Aim: Show, in full, each line of the data that contains "Examine".

Raw records

==============================

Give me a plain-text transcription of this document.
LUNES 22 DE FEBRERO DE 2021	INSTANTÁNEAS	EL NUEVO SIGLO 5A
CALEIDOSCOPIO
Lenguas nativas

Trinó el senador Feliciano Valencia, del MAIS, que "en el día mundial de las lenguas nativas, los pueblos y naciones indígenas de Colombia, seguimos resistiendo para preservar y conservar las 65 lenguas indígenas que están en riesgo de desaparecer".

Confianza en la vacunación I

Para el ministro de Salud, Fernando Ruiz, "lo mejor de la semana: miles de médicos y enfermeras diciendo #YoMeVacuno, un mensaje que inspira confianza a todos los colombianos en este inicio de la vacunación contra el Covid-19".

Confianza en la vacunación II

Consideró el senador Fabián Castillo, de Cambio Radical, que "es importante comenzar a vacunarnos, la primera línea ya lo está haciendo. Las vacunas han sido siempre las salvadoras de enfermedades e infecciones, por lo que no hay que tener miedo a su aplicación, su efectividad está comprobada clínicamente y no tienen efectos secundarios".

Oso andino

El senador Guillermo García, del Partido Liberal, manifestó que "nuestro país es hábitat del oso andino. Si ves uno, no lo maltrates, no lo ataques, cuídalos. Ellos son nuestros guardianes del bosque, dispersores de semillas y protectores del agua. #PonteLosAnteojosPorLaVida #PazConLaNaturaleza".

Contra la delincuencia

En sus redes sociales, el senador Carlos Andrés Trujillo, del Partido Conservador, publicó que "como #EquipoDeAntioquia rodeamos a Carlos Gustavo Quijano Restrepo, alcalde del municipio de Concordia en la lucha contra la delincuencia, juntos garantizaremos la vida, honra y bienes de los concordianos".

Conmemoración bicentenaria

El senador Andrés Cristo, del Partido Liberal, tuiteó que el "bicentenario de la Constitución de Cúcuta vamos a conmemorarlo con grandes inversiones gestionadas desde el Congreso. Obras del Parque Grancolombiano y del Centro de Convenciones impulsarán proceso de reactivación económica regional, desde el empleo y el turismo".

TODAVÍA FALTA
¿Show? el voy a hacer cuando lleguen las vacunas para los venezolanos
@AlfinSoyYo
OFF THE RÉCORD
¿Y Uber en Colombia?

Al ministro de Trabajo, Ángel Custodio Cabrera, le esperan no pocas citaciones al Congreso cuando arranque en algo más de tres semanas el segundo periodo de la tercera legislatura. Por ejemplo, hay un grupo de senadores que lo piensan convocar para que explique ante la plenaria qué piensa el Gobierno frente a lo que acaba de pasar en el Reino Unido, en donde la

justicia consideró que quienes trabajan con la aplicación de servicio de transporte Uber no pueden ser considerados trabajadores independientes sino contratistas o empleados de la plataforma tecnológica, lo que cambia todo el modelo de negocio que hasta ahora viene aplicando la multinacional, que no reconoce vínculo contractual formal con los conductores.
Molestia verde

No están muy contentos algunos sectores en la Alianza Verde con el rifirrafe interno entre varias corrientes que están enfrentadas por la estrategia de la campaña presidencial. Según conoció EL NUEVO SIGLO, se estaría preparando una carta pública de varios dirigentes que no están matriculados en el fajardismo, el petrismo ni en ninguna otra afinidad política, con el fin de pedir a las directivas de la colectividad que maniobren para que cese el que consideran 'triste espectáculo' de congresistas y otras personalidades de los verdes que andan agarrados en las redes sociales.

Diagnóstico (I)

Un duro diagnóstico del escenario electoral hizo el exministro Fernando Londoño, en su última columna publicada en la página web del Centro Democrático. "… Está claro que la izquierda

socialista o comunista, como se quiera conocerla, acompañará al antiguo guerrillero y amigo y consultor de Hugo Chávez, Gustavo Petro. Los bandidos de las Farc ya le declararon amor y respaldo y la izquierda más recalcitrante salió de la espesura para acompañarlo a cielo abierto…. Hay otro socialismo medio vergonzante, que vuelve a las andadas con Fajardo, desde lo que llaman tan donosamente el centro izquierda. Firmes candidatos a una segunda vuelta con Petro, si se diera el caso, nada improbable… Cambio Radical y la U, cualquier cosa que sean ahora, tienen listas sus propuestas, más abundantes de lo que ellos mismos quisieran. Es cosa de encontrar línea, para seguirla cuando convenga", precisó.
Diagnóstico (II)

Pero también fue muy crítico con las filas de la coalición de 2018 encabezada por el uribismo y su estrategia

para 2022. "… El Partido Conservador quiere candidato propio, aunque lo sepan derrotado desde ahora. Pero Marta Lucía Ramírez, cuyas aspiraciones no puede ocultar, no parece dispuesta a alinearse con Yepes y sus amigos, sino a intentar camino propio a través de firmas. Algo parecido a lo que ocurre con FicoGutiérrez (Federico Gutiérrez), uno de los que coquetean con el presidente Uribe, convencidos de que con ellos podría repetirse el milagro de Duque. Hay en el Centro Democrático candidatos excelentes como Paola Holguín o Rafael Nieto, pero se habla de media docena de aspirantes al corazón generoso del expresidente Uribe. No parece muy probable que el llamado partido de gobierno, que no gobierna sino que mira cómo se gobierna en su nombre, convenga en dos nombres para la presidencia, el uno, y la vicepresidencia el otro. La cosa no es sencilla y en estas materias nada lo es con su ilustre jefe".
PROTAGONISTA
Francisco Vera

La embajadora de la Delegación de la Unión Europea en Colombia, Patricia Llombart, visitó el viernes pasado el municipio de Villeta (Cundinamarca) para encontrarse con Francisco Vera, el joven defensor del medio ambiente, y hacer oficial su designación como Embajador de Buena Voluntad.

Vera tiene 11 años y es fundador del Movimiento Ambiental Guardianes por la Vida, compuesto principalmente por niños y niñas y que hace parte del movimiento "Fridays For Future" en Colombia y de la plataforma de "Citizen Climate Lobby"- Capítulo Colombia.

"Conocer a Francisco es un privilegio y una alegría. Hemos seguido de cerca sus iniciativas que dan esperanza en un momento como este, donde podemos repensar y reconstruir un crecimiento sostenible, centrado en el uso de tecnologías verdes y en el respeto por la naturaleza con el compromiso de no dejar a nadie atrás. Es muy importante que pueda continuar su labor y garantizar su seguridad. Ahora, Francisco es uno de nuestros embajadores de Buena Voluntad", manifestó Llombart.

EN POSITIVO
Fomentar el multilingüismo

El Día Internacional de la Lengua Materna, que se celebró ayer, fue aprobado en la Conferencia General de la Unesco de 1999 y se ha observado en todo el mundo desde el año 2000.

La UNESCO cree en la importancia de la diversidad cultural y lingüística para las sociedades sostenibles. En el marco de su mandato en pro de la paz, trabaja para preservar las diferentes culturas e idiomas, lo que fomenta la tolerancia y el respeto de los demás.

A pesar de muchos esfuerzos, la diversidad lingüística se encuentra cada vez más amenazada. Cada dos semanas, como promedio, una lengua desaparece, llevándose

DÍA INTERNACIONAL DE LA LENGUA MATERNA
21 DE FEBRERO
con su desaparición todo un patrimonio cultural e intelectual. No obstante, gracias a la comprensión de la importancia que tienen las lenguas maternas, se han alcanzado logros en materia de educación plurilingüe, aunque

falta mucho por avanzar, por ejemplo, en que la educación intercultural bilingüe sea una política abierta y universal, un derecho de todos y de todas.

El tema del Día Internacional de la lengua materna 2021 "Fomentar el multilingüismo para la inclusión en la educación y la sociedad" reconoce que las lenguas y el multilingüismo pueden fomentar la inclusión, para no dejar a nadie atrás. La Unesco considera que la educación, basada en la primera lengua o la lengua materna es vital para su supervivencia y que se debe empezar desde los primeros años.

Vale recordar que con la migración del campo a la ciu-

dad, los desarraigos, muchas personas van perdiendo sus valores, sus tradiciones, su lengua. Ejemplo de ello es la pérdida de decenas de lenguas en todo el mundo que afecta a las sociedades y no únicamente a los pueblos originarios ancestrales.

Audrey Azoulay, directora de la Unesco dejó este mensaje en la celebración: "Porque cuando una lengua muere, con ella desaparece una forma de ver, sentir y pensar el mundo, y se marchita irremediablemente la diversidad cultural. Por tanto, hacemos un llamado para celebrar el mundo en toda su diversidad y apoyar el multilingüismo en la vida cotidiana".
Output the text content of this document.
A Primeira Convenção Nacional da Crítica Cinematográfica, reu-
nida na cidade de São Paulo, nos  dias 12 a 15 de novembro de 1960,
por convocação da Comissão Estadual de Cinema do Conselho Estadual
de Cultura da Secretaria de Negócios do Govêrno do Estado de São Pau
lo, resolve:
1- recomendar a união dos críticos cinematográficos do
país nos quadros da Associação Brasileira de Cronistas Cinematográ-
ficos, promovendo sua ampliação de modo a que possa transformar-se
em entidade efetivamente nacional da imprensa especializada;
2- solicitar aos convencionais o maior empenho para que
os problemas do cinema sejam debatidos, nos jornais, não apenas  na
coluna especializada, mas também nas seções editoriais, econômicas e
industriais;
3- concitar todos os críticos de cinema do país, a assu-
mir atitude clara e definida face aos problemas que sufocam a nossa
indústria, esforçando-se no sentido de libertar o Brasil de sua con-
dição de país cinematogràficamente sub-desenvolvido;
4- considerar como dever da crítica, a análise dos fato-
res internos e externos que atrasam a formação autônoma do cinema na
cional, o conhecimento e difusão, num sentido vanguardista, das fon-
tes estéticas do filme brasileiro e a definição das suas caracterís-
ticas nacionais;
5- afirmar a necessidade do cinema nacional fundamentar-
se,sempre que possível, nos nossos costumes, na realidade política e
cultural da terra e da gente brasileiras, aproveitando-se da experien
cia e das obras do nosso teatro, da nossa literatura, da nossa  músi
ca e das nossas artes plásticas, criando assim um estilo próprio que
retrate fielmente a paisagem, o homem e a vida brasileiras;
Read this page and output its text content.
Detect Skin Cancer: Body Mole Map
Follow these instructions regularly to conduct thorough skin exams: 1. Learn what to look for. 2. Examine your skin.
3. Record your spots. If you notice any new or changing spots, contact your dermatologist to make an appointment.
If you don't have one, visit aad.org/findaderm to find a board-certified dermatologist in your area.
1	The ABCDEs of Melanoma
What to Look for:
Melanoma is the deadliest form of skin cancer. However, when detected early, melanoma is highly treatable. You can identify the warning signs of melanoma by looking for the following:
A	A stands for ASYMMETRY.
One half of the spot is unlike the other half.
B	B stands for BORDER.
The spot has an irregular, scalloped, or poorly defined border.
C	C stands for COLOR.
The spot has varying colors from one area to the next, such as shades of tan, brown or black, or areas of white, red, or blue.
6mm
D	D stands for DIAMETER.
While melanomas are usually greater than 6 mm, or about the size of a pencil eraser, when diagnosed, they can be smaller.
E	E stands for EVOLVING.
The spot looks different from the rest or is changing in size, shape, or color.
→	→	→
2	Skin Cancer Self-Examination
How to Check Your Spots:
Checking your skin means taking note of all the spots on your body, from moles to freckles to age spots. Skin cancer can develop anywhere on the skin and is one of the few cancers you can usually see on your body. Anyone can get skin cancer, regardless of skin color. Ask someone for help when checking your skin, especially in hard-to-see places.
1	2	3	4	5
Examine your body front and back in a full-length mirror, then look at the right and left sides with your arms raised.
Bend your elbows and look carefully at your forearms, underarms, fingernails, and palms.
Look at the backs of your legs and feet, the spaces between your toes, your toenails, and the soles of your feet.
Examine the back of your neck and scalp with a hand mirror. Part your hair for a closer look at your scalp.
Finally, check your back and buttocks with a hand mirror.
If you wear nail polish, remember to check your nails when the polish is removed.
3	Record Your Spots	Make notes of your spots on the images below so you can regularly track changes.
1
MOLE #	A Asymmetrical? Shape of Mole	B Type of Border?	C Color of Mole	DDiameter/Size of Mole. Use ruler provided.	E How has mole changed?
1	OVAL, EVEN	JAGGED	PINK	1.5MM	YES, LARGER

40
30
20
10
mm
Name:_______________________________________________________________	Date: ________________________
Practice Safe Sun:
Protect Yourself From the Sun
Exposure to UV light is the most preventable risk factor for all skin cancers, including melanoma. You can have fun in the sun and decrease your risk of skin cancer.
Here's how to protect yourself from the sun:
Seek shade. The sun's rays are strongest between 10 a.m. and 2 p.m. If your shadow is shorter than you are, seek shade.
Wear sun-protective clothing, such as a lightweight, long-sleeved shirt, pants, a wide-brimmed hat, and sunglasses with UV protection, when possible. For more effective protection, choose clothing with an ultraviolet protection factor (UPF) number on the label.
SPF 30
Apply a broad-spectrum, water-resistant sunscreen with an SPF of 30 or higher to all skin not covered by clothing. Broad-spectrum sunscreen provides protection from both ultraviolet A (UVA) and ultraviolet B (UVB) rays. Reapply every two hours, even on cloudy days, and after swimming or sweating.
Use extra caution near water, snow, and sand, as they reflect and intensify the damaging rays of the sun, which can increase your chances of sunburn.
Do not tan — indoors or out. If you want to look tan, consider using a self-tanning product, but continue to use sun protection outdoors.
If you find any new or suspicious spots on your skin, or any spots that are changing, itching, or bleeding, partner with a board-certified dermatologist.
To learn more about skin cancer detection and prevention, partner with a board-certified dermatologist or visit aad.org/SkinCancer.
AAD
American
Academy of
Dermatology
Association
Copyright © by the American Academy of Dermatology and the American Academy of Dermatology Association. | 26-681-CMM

==============================

The solution:
Follow these instructions regularly to conduct thorough skin exams: 1. Learn what to look for. 2. Examine your skin.
Examine your body front and back in a full-length mirror, then look at the right and left sides with your arms raised.
Examine the back of your neck and scalp with a hand mirror. Part your hair for a closer look at your scalp.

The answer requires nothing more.